**Dataset excerpts:**
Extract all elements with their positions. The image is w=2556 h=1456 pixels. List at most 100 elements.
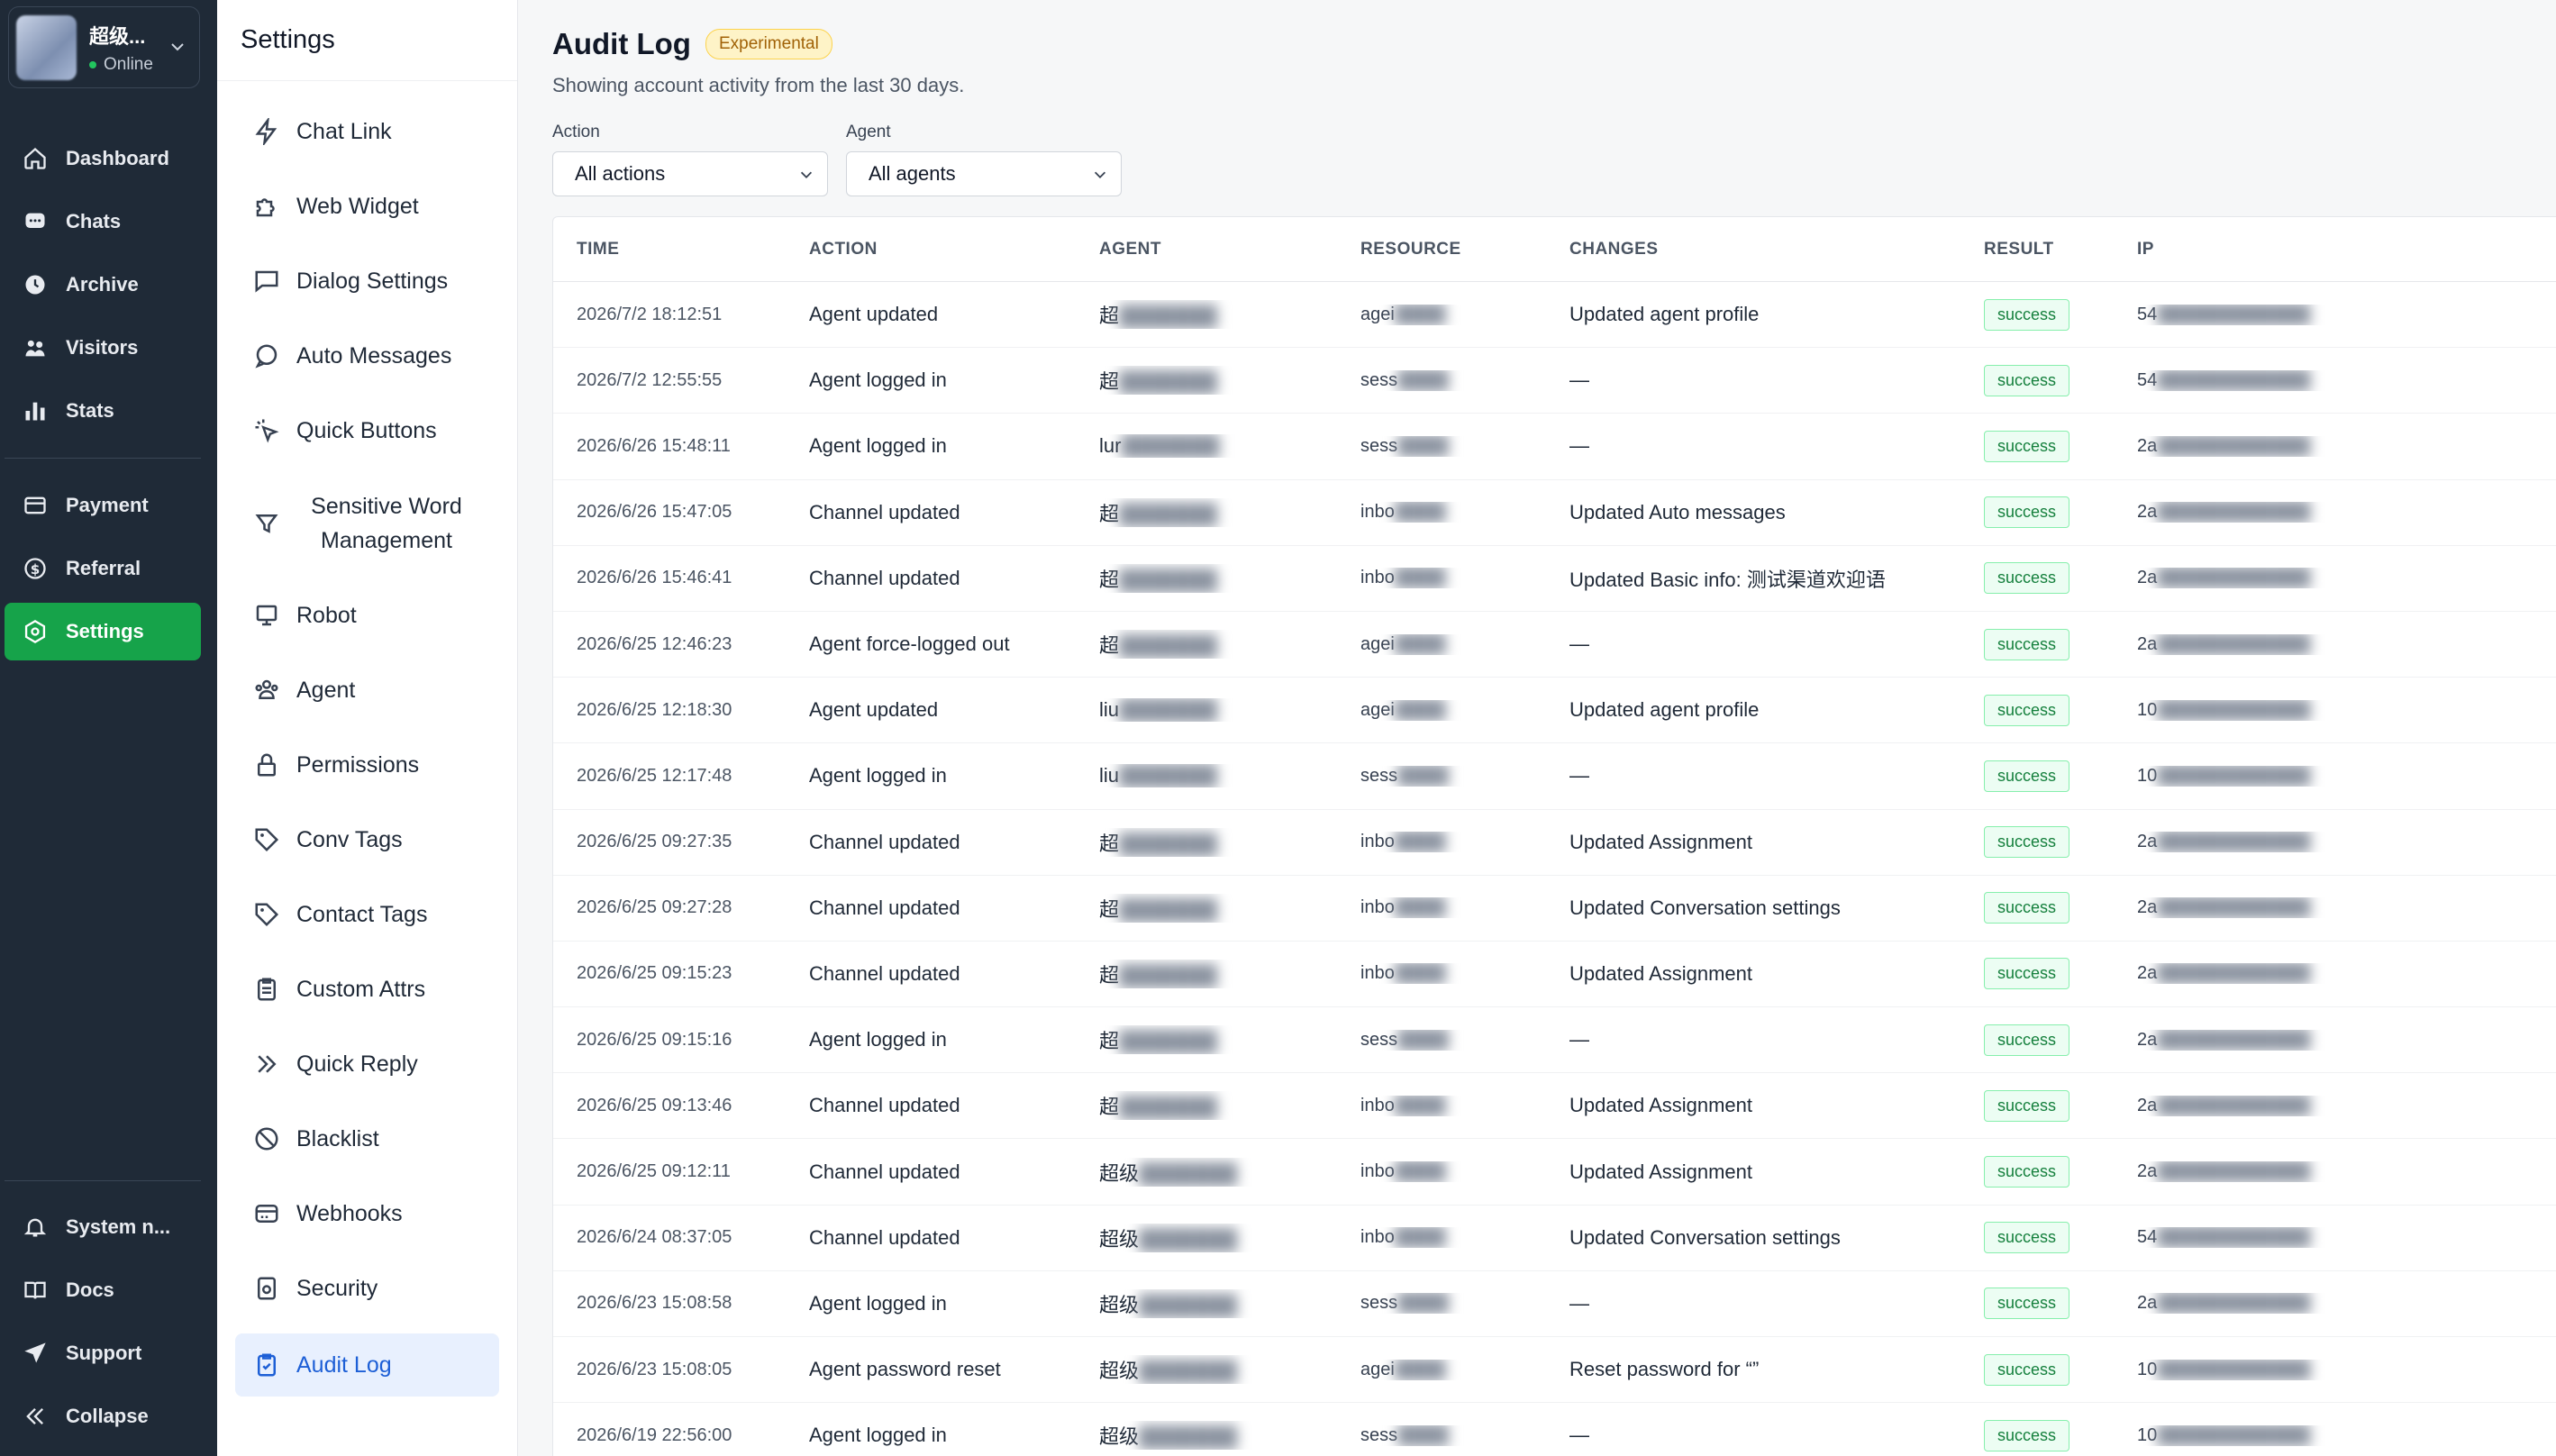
nav-item-settings[interactable]: Settings (5, 603, 201, 660)
resource-text: inbo (1360, 502, 1395, 523)
nav-item-archive[interactable]: Archive (5, 256, 201, 314)
table-row[interactable]: 2026/6/25 09:27:28 Channel updated 超██████… (553, 876, 2556, 942)
nav-item-chats[interactable]: Chats (5, 193, 201, 250)
table-row[interactable]: 2026/6/25 09:27:35 Channel updated 超██████… (553, 810, 2556, 876)
settings-item-blacklist[interactable]: Blacklist (235, 1107, 499, 1170)
settings-item-audit-log[interactable]: Audit Log (235, 1333, 499, 1397)
col-agent: AGENT (1099, 239, 1161, 259)
settings-item-web-widget[interactable]: Web Widget (235, 175, 499, 238)
action-select[interactable]: All actions (552, 151, 828, 196)
settings-item-conv-tags[interactable]: Conv Tags (235, 808, 499, 871)
table-row[interactable]: 2026/6/25 12:17:48 Agent logged in liu████… (553, 743, 2556, 810)
nav-label: Referral (66, 557, 141, 579)
nav-item-docs[interactable]: Docs (5, 1261, 201, 1319)
nav-item-collapse[interactable]: Collapse (5, 1388, 201, 1445)
settings-item-label: Quick Reply (296, 1051, 418, 1077)
nav-item-system-notifications[interactable]: System n... (5, 1198, 201, 1256)
redacted-blur: ███████ (1119, 963, 1218, 987)
table-row[interactable]: 2026/6/23 15:08:58 Agent logged in 超级█████… (553, 1271, 2556, 1337)
resource-text: inbo (1360, 568, 1395, 588)
changes-cell: Updated agent profile (1569, 303, 1760, 326)
table-row[interactable]: 2026/7/2 18:12:51 Agent updated 超███████ ag… (553, 282, 2556, 349)
table-header: TIME ACTION AGENT RESOURCE CHANGES RESUL… (553, 217, 2556, 282)
redacted-blur: ████████████ (2157, 568, 2311, 588)
settings-item-contact-tags[interactable]: Contact Tags (235, 883, 499, 946)
settings-item-permissions[interactable]: Permissions (235, 733, 499, 796)
table-row[interactable]: 2026/6/23 15:08:05 Agent password reset 超级… (553, 1337, 2556, 1404)
agent-text: 超 (1099, 370, 1120, 394)
redacted-blur: ███████ (1119, 764, 1218, 787)
settings-item-webhooks[interactable]: Webhooks (235, 1182, 499, 1245)
resource-cell: inbo████ (1360, 1227, 1505, 1248)
settings-item-quick-buttons[interactable]: Quick Buttons (235, 399, 499, 462)
settings-item-security[interactable]: Security (235, 1257, 499, 1320)
settings-item-label: Auto Messages (296, 342, 452, 369)
resource-cell: agei████ (1360, 634, 1505, 655)
nav-item-payment[interactable]: Payment (5, 477, 201, 534)
nav-item-support[interactable]: Support (5, 1324, 201, 1382)
nav-label: Visitors (66, 336, 139, 359)
archive-icon (25, 275, 45, 295)
redacted-blur: ████ (1394, 1095, 1446, 1115)
col-result: RESULT (1984, 239, 2054, 259)
settings-item-dialog-settings[interactable]: Dialog Settings (235, 250, 499, 313)
agent-text: 超级 (1099, 1161, 1140, 1185)
payment-icon (24, 496, 46, 514)
resource-text: inbo (1360, 1161, 1395, 1182)
resource-cell: inbo████ (1360, 568, 1505, 588)
nav-item-dashboard[interactable]: Dashboard (5, 130, 201, 187)
agent-text: lur (1099, 434, 1122, 458)
action-cell: Agent password reset (809, 1358, 1001, 1381)
table-row[interactable]: 2026/6/25 09:13:46 Channel updated 超██████… (553, 1073, 2556, 1140)
agent-cell: 超███████ (1099, 300, 1288, 329)
resource-cell: inbo████ (1360, 832, 1505, 852)
table-row[interactable]: 2026/7/2 12:55:55 Agent logged in 超███████… (553, 348, 2556, 414)
table-row[interactable]: 2026/6/26 15:47:05 Channel updated 超██████… (553, 480, 2556, 546)
redacted-blur: ████ (1394, 633, 1446, 654)
table-row[interactable]: 2026/6/25 09:12:11 Channel updated 超级█████… (553, 1139, 2556, 1206)
table-row[interactable]: 2026/6/26 15:48:11 Agent logged in lur████… (553, 414, 2556, 480)
table-row[interactable]: 2026/6/24 08:37:05 Channel updated 超级█████… (553, 1206, 2556, 1271)
chevrons-icon (258, 1055, 277, 1073)
agent-cell: 超███████ (1099, 894, 1288, 923)
settings-item-custom-attrs[interactable]: Custom Attrs (235, 958, 499, 1021)
settings-item-agent[interactable]: Agent (235, 659, 499, 722)
nav-item-referral[interactable]: $ Referral (5, 540, 201, 597)
action-filter: Action All actions (552, 123, 828, 196)
time-cell: 2026/6/25 09:15:23 (577, 963, 732, 984)
nav-item-stats[interactable]: Stats (5, 382, 201, 440)
action-cell: Agent logged in (809, 1028, 947, 1051)
collapse-icon (26, 1408, 43, 1424)
settings-title: Settings (217, 0, 517, 81)
table-row[interactable]: 2026/6/25 12:46:23 Agent force-logged out… (553, 612, 2556, 678)
settings-item-chat-link[interactable]: Chat Link (235, 100, 499, 163)
agent-cell: 超███████ (1099, 498, 1288, 527)
table-row[interactable]: 2026/6/26 15:46:41 Channel updated 超██████… (553, 546, 2556, 612)
resource-text: sess (1360, 1293, 1398, 1314)
clipboard-icon (258, 978, 276, 1001)
page-title: Audit Log (552, 27, 691, 60)
changes-cell: Updated Conversation settings (1569, 1225, 1841, 1249)
table-row[interactable]: 2026/6/19 22:56:00 Agent logged in 超级█████… (553, 1403, 2556, 1456)
table-row[interactable]: 2026/6/25 09:15:23 Channel updated 超██████… (553, 942, 2556, 1008)
time-cell: 2026/6/24 08:37:05 (577, 1227, 732, 1248)
settings-item-robot[interactable]: Robot (235, 584, 499, 647)
ip-text: 2a (2137, 633, 2158, 654)
redacted-blur: ███████ (1119, 1030, 1218, 1053)
agent-select[interactable]: All agents (846, 151, 1122, 196)
chevron-down-icon (171, 43, 184, 51)
nav-item-visitors[interactable]: Visitors (5, 319, 201, 377)
table-row[interactable]: 2026/6/25 09:15:16 Agent logged in 超██████… (553, 1007, 2556, 1074)
resource-text: inbo (1360, 963, 1395, 984)
col-changes: CHANGES (1569, 239, 1659, 259)
account-switcher[interactable]: 超级... Online (8, 6, 200, 88)
settings-item-sensitive-word-management[interactable]: Sensitive Word Management (235, 489, 499, 558)
bell-icon (23, 1218, 47, 1237)
settings-item-quick-reply[interactable]: Quick Reply (235, 1033, 499, 1096)
action-cell: Agent logged in (809, 369, 947, 392)
ip-cell: 54████████████ (2137, 370, 2551, 391)
table-row[interactable]: 2026/6/25 12:18:30 Agent updated liu██████… (553, 678, 2556, 744)
col-time: TIME (577, 239, 620, 259)
redacted-blur: ████████████ (2157, 304, 2311, 324)
settings-item-auto-messages[interactable]: Auto Messages (235, 324, 499, 387)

**Work to do:**
Count the lines in the items above that contain the string "blur", treating uppercase and lowercase letters as distinct. Give only the number.

**The completed task:**
7